* [AIM] Retype every entry exactly, character for character.

Extracted data entries:
::::::::::

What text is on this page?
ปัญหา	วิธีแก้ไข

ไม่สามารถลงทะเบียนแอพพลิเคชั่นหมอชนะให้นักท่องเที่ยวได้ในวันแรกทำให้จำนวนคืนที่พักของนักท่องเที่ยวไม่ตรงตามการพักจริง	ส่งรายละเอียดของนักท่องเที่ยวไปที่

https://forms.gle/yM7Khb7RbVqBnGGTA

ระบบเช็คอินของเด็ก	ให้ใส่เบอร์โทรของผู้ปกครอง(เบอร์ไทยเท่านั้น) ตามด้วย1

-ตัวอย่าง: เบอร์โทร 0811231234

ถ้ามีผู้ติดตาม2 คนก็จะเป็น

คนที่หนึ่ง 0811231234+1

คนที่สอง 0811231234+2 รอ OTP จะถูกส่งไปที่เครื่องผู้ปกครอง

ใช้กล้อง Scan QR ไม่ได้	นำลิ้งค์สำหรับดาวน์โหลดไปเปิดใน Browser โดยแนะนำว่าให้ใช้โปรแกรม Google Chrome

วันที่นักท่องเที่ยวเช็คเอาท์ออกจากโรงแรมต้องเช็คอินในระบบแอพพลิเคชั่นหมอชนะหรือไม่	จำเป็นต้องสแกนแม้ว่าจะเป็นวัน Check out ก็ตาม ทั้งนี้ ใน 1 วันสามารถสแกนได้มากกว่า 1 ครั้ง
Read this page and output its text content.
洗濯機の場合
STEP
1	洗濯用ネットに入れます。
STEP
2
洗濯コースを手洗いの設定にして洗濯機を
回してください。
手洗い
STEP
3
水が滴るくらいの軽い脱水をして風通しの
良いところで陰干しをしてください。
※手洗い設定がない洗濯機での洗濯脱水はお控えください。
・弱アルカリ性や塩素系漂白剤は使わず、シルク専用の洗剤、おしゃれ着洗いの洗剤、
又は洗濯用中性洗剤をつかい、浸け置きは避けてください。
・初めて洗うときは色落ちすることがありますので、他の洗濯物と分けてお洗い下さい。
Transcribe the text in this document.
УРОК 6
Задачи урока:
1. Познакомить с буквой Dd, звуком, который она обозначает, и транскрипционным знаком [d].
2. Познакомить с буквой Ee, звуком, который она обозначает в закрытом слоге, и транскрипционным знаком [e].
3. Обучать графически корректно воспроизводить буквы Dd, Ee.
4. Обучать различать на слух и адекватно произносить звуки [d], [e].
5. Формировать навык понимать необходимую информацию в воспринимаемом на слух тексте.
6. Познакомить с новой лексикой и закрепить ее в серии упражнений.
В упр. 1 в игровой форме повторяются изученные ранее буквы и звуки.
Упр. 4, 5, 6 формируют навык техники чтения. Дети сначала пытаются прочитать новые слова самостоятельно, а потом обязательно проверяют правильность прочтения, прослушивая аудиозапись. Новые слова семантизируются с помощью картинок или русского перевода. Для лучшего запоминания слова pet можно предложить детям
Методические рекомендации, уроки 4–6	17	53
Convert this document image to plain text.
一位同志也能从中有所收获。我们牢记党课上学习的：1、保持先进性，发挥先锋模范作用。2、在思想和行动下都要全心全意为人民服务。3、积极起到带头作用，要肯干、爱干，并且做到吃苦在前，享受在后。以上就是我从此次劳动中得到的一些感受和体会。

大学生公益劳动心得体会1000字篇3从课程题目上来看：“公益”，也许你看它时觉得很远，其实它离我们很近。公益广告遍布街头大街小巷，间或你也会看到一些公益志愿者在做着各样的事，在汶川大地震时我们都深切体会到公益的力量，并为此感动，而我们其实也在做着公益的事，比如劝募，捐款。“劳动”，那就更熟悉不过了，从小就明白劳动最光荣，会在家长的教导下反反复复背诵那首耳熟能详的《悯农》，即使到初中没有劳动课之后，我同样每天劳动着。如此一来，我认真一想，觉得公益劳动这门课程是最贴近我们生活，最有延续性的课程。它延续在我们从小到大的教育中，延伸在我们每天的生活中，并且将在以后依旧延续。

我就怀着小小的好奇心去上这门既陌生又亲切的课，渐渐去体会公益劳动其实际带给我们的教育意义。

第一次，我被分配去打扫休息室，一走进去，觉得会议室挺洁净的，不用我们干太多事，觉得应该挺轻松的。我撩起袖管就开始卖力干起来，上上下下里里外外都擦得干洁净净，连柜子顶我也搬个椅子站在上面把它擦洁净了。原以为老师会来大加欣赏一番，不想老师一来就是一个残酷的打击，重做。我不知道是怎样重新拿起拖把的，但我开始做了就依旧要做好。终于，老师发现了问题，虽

::::::::::

* [RESULT OF THIS EXERCISE]
What text is on this page?
ปัญหา	วิธีแก้ไข

ไม่สามารถลงทะเบียนแอพพลิเคชั่นหมอชนะให้นักท่องเที่ยวได้ในวันแรกทำให้จำนวนคืนที่พักของนักท่องเที่ยวไม่ตรงตามการพักจริง	ส่งรายละเอียดของนักท่องเที่ยวไปที่

https://forms.gle/yM7Khb7RbVqBnGGTA

ระบบเช็คอินของเด็ก	ให้ใส่เบอร์โทรของผู้ปกครอง(เบอร์ไทยเท่านั้น) ตามด้วย1

-ตัวอย่าง: เบอร์โทร 0811231234

ถ้ามีผู้ติดตาม2 คนก็จะเป็น

คนที่หนึ่ง 0811231234+1

คนที่สอง 0811231234+2 รอ OTP จะถูกส่งไปที่เครื่องผู้ปกครอง

ใช้กล้อง Scan QR ไม่ได้	นำลิ้งค์สำหรับดาวน์โหลดไปเปิดใน Browser โดยแนะนำว่าให้ใช้โปรแกรม Google Chrome

วันที่นักท่องเที่ยวเช็คเอาท์ออกจากโรงแรมต้องเช็คอินในระบบแอพพลิเคชั่นหมอชนะหรือไม่	จำเป็นต้องสแกนแม้ว่าจะเป็นวัน Check out ก็ตาม ทั้งนี้ ใน 1 วันสามารถสแกนได้มากกว่า 1 ครั้ง
Read this page and output its text content.
洗濯機の場合
STEP
1	洗濯用ネットに入れます。
STEP
2
洗濯コースを手洗いの設定にして洗濯機を
回してください。
手洗い
STEP
3
水が滴るくらいの軽い脱水をして風通しの
良いところで陰干しをしてください。
※手洗い設定がない洗濯機での洗濯脱水はお控えください。
・弱アルカリ性や塩素系漂白剤は使わず、シルク専用の洗剤、おしゃれ着洗いの洗剤、
又は洗濯用中性洗剤をつかい、浸け置きは避けてください。
・初めて洗うときは色落ちすることがありますので、他の洗濯物と分けてお洗い下さい。
Transcribe the text in this document.
УРОК 6
Задачи урока:
1. Познакомить с буквой Dd, звуком, который она обозначает, и транскрипционным знаком [d].
2. Познакомить с буквой Ee, звуком, который она обозначает в закрытом слоге, и транскрипционным знаком [e].
3. Обучать графически корректно воспроизводить буквы Dd, Ee.
4. Обучать различать на слух и адекватно произносить звуки [d], [e].
5. Формировать навык понимать необходимую информацию в воспринимаемом на слух тексте.
6. Познакомить с новой лексикой и закрепить ее в серии упражнений.
В упр. 1 в игровой форме повторяются изученные ранее буквы и звуки.
Упр. 4, 5, 6 формируют навык техники чтения. Дети сначала пытаются прочитать новые слова самостоятельно, а потом обязательно проверяют правильность прочтения, прослушивая аудиозапись. Новые слова семантизируются с помощью картинок или русского перевода. Для лучшего запоминания слова pet можно предложить детям
Методические рекомендации, уроки 4–6	17	53
Convert this document image to plain text.
一位同志也能从中有所收获。我们牢记党课上学习的：1、保持先进性，发挥先锋模范作用。2、在思想和行动下都要全心全意为人民服务。3、积极起到带头作用，要肯干、爱干，并且做到吃苦在前，享受在后。以上就是我从此次劳动中得到的一些感受和体会。

大学生公益劳动心得体会1000字篇3从课程题目上来看：“公益”，也许你看它时觉得很远，其实它离我们很近。公益广告遍布街头大街小巷，间或你也会看到一些公益志愿者在做着各样的事，在汶川大地震时我们都深切体会到公益的力量，并为此感动，而我们其实也在做着公益的事，比如劝募，捐款。“劳动”，那就更熟悉不过了，从小就明白劳动最光荣，会在家长的教导下反反复复背诵那首耳熟能详的《悯农》，即使到初中没有劳动课之后，我同样每天劳动着。如此一来，我认真一想，觉得公益劳动这门课程是最贴近我们生活，最有延续性的课程。它延续在我们从小到大的教育中，延伸在我们每天的生活中，并且将在以后依旧延续。

我就怀着小小的好奇心去上这门既陌生又亲切的课，渐渐去体会公益劳动其实际带给我们的教育意义。

第一次，我被分配去打扫休息室，一走进去，觉得会议室挺洁净的，不用我们干太多事，觉得应该挺轻松的。我撩起袖管就开始卖力干起来，上上下下里里外外都擦得干洁净净，连柜子顶我也搬个椅子站在上面把它擦洁净了。原以为老师会来大加欣赏一番，不想老师一来就是一个残酷的打击，重做。我不知道是怎样重新拿起拖把的，但我开始做了就依旧要做好。终于，老师发现了问题，虽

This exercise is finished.